Collected data entries:
:::
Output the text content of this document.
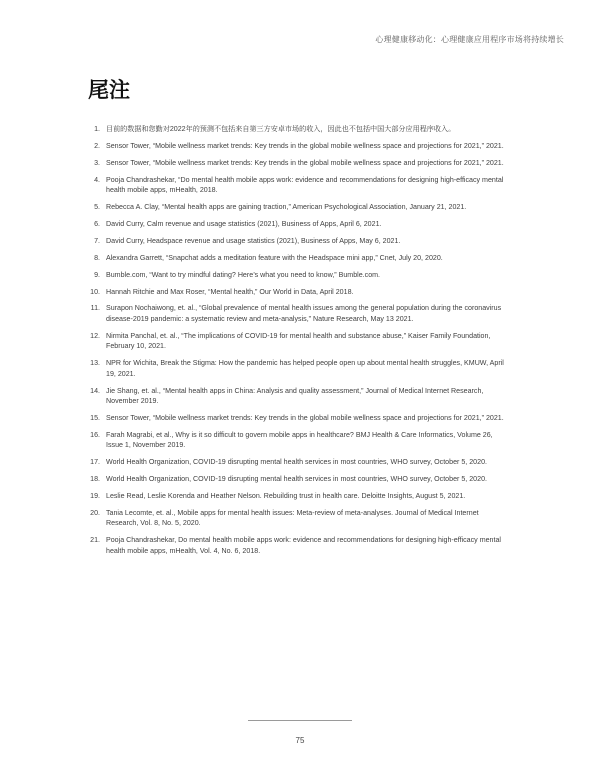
心理健康移动化：心理健康应用程序市场将持续增长
尾注
1. 目前的数据和您勤对2022年的预测不包括来自第三方安卓市场的收入，因此也不包括中国大部分应用程序收入。
2. Sensor Tower, “Mobile wellness market trends: Key trends in the global mobile wellness space and projections for 2021,” 2021.
3. Sensor Tower, “Mobile wellness market trends: Key trends in the global mobile wellness space and projections for 2021,” 2021.
4. Pooja Chandrashekar, “Do mental health mobile apps work: evidence and recommendations for designing high-efficacy mental health mobile apps, mHealth, 2018.
5. Rebecca A. Clay, “Mental health apps are gaining traction,” American Psychological Association, January 21, 2021.
6. David Curry, Calm revenue and usage statistics (2021), Business of Apps, April 6, 2021.
7. David Curry, Headspace revenue and usage statistics (2021), Business of Apps, May 6, 2021.
8. Alexandra Garrett, “Snapchat adds a meditation feature with the Headspace mini app,” Cnet, July 20, 2020.
9. Bumble.com, “Want to try mindful dating? Here’s what you need to know,” Bumble.com.
10. Hannah Ritchie and Max Roser, “Mental health,” Our World in Data, April 2018.
11. Surapon Nochaiwong, et. al., “Global prevalence of mental health issues among the general population during the coronavirus disease-2019 pandemic: a systematic review and meta-analysis,” Nature Research, May 13 2021.
12. Nirmita Panchal, et. al., “The implications of COVID-19 for mental health and substance abuse,” Kaiser Family Foundation, February 10, 2021.
13. NPR for Wichita, Break the Stigma: How the pandemic has helped people open up about mental health struggles, KMUW, April 19, 2021.
14. Jie Shang, et. al., “Mental health apps in China: Analysis and quality assessment,” Journal of Medical Internet Research, November 2019.
15. Sensor Tower, “Mobile wellness market trends: Key trends in the global mobile wellness space and projections for 2021,” 2021.
16. Farah Magrabi, et al., Why is it so difficult to govern mobile apps in healthcare? BMJ Health & Care Informatics, Volume 26, Issue 1, November 2019.
17. World Health Organization, COVID-19 disrupting mental health services in most countries, WHO survey, October 5, 2020.
18. World Health Organization, COVID-19 disrupting mental health services in most countries, WHO survey, October 5, 2020.
19. Leslie Read, Leslie Korenda and Heather Nelson. Rebuilding trust in health care. Deloitte Insights, August 5, 2021.
20. Tania Lecomte, et. al., Mobile apps for mental health issues: Meta-review of meta-analyses. Journal of Medical Internet Research, Vol. 8, No. 5, 2020.
21. Pooja Chandrashekar, Do mental health mobile apps work: evidence and recommendations for designing high-efficacy mental health mobile apps, mHealth, Vol. 4, No. 6, 2018.
75
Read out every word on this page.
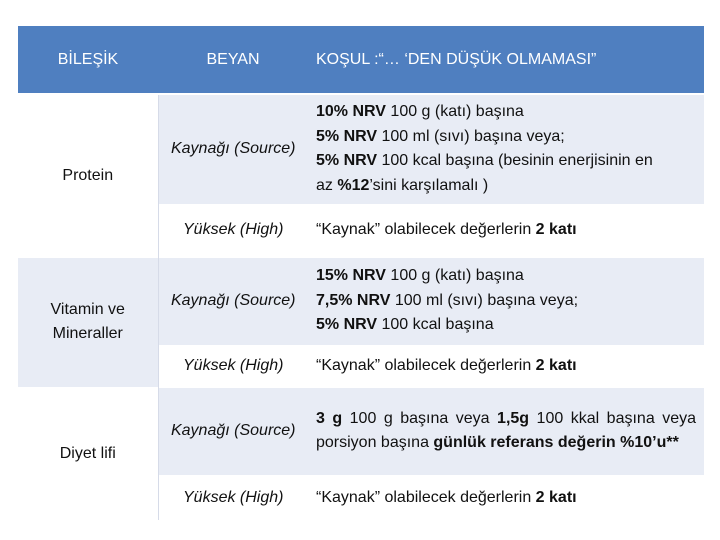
BİLEŞİK	BEYAN	KOŞUL :“… ‘DEN DÜŞÜK OLMAMASI”
Protein	Kaynağı (Source)	10% NRV 100 g (katı) başına
5% NRV 100 ml (sıvı) başına veya;
5% NRV 100 kcal başına (besinin enerjisinin en
az %12’sini karşılamalı )

	Yüksek (High)	“Kaynak” olabilecek değerlerin 2 katı
Vitamin ve Mineraller	Kaynağı (Source)	15% NRV 100 g (katı) başına
7,5% NRV 100 ml (sıvı) başına veya;
5% NRV 100 kcal başına

	Yüksek (High)	“Kaynak” olabilecek değerlerin 2 katı
Diyet lifi	Kaynağı (Source)	3 g 100 g başına veya 1,5g 100 kkal başına veya porsiyon başına günlük referans değerin %10’u**
	Yüksek (High)	“Kaynak” olabilecek değerlerin 2 katı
:::
Images must not appear; print each record precisely as it reads.

WRITTEN RESPONSE:
Output the text content of this document.
心理健康移动化：心理健康应用程序市场将持续增长
尾注
1. 目前的数据和您勤对2022年的预测不包括来自第三方安卓市场的收入，因此也不包括中国大部分应用程序收入。
2. Sensor Tower, “Mobile wellness market trends: Key trends in the global mobile wellness space and projections for 2021,” 2021.
3. Sensor Tower, “Mobile wellness market trends: Key trends in the global mobile wellness space and projections for 2021,” 2021.
4. Pooja Chandrashekar, “Do mental health mobile apps work: evidence and recommendations for designing high-efficacy mental health mobile apps, mHealth, 2018.
5. Rebecca A. Clay, “Mental health apps are gaining traction,” American Psychological Association, January 21, 2021.
6. David Curry, Calm revenue and usage statistics (2021), Business of Apps, April 6, 2021.
7. David Curry, Headspace revenue and usage statistics (2021), Business of Apps, May 6, 2021.
8. Alexandra Garrett, “Snapchat adds a meditation feature with the Headspace mini app,” Cnet, July 20, 2020.
9. Bumble.com, “Want to try mindful dating? Here’s what you need to know,” Bumble.com.
10. Hannah Ritchie and Max Roser, “Mental health,” Our World in Data, April 2018.
11. Surapon Nochaiwong, et. al., “Global prevalence of mental health issues among the general population during the coronavirus disease-2019 pandemic: a systematic review and meta-analysis,” Nature Research, May 13 2021.
12. Nirmita Panchal, et. al., “The implications of COVID-19 for mental health and substance abuse,” Kaiser Family Foundation, February 10, 2021.
13. NPR for Wichita, Break the Stigma: How the pandemic has helped people open up about mental health struggles, KMUW, April 19, 2021.
14. Jie Shang, et. al., “Mental health apps in China: Analysis and quality assessment,” Journal of Medical Internet Research, November 2019.
15. Sensor Tower, “Mobile wellness market trends: Key trends in the global mobile wellness space and projections for 2021,” 2021.
16. Farah Magrabi, et al., Why is it so difficult to govern mobile apps in healthcare? BMJ Health & Care Informatics, Volume 26, Issue 1, November 2019.
17. World Health Organization, COVID-19 disrupting mental health services in most countries, WHO survey, October 5, 2020.
18. World Health Organization, COVID-19 disrupting mental health services in most countries, WHO survey, October 5, 2020.
19. Leslie Read, Leslie Korenda and Heather Nelson. Rebuilding trust in health care. Deloitte Insights, August 5, 2021.
20. Tania Lecomte, et. al., Mobile apps for mental health issues: Meta-review of meta-analyses. Journal of Medical Internet Research, Vol. 8, No. 5, 2020.
21. Pooja Chandrashekar, Do mental health mobile apps work: evidence and recommendations for designing high-efficacy mental health mobile apps, mHealth, Vol. 4, No. 6, 2018.
75
Read out every word on this page.
BİLEŞİK	BEYAN	KOŞUL :“… ‘DEN DÜŞÜK OLMAMASI”
Protein	Kaynağı (Source)	10% NRV 100 g (katı) başına
5% NRV 100 ml (sıvı) başına veya;
5% NRV 100 kcal başına (besinin enerjisinin en
az %12’sini karşılamalı )

	Yüksek (High)	“Kaynak” olabilecek değerlerin 2 katı
Vitamin ve Mineraller	Kaynağı (Source)	15% NRV 100 g (katı) başına
7,5% NRV 100 ml (sıvı) başına veya;
5% NRV 100 kcal başına

	Yüksek (High)	“Kaynak” olabilecek değerlerin 2 katı
Diyet lifi	Kaynağı (Source)	3 g 100 g başına veya 1,5g 100 kkal başına veya porsiyon başına günlük referans değerin %10’u**
	Yüksek (High)	“Kaynak” olabilecek değerlerin 2 katı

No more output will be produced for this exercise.